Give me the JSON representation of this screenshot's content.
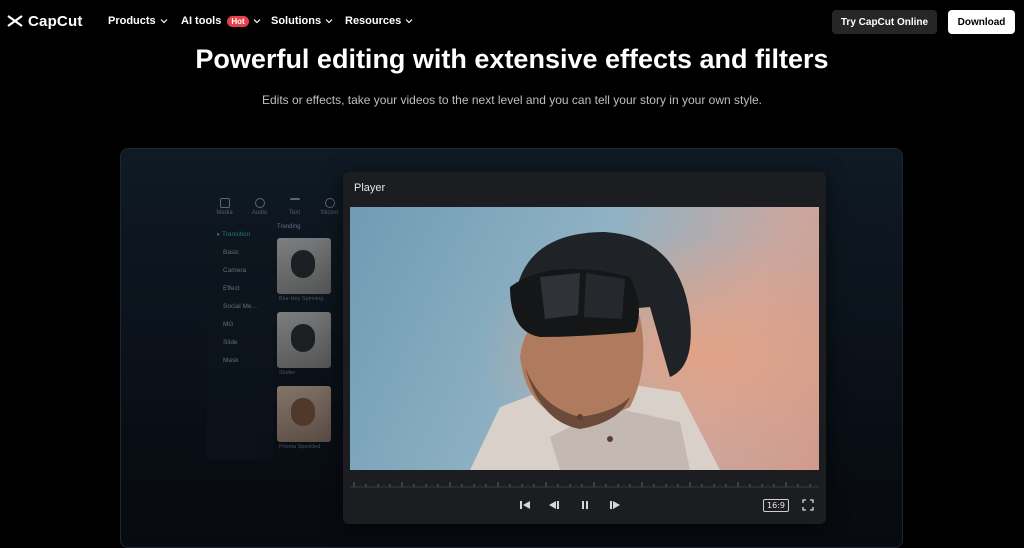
{
  "nav": {
    "brand": "CapCut",
    "menu": [
      {
        "label": "Products",
        "icon": "chevron-down-icon"
      },
      {
        "label": "AI tools",
        "badge": "Hot",
        "icon": "chevron-down-icon"
      },
      {
        "label": "Solutions",
        "icon": "chevron-down-icon"
      },
      {
        "label": "Resources",
        "icon": "chevron-down-icon"
      }
    ],
    "try_online": "Try CapCut Online",
    "download": "Download"
  },
  "hero": {
    "title": "Powerful editing with extensive effects and filters",
    "subtitle": "Edits or effects, take your videos to the next level and you can tell your story in your own style."
  },
  "editor": {
    "tabs": [
      "Media",
      "Audio",
      "Text",
      "Sticker"
    ],
    "active_category": "Transition",
    "categories": [
      "Basic",
      "Camera",
      "Effect",
      "Social Me...",
      "MG",
      "Slide",
      "Mask"
    ],
    "trending_label": "Trending",
    "thumbs": [
      "Blur-Hey Spinning",
      "Stutter",
      "Prisma Speckled"
    ]
  },
  "player": {
    "title": "Player",
    "aspect_ratio": "16:9",
    "icons": [
      "skip-back-icon",
      "step-back-icon",
      "pause-icon",
      "step-forward-icon",
      "fullscreen-icon"
    ]
  },
  "colors": {
    "accent": "#39c5bb",
    "hot_badge": "#e8404a"
  }
}
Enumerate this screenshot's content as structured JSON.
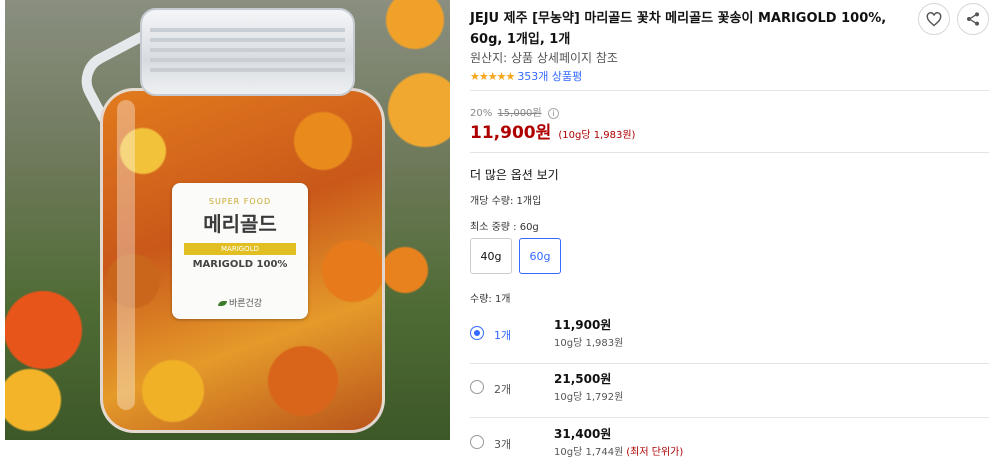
{
  "product_image": {
    "label_super": "SUPER FOOD",
    "label_korean": "메리골드",
    "label_band": "MARIGOLD",
    "label_english": "MARIGOLD 100%",
    "label_brand": "바른건강"
  },
  "title": "JEJU 제주 [무농약] 마리골드 꽃차 메리골드 꽃송이 MARIGOLD 100%, 60g, 1개입, 1개",
  "actions": {
    "wishlist_icon": "heart-icon",
    "share_icon": "share-icon"
  },
  "origin": "원산지: 상품 상세페이지 참조",
  "rating": {
    "stars": "★★★★★",
    "score": 4.5,
    "reviews": "353개 상품평"
  },
  "pricing": {
    "discount": "20%",
    "original": "15,000원",
    "price": "11,900원",
    "unit_price": "(10g당 1,983원)"
  },
  "options": {
    "more_label": "더 많은 옵션 보기",
    "unit_count": "개당 수량: 1개입",
    "min_weight": "최소 중량 : 60g",
    "weights": [
      "40g",
      "60g"
    ],
    "selected_weight": "60g",
    "quantity_label": "수량: 1개"
  },
  "quantities": [
    {
      "count": "1개",
      "price": "11,900원",
      "unit": "10g당 1,983원",
      "note": "",
      "selected": true
    },
    {
      "count": "2개",
      "price": "21,500원",
      "unit": "10g당 1,792원",
      "note": "",
      "selected": false
    },
    {
      "count": "3개",
      "price": "31,400원",
      "unit": "10g당 1,744원",
      "note": "(최저 단위가)",
      "selected": false
    }
  ]
}
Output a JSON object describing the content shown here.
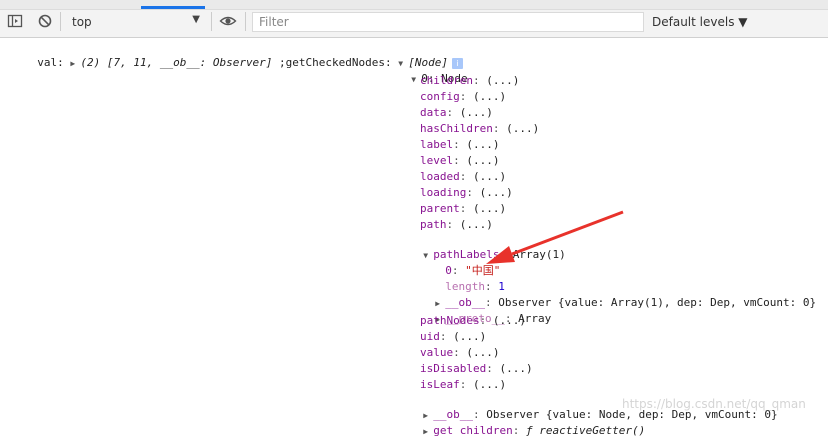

* * * * * * * * *

Scan the lines for the string "effects". Pick out every line that has it.

    "title": "Powerful editing with extensive effects and filters",
    "subtitle": "Edits or effects, take your videos to the next level and you can tell your story in your own style."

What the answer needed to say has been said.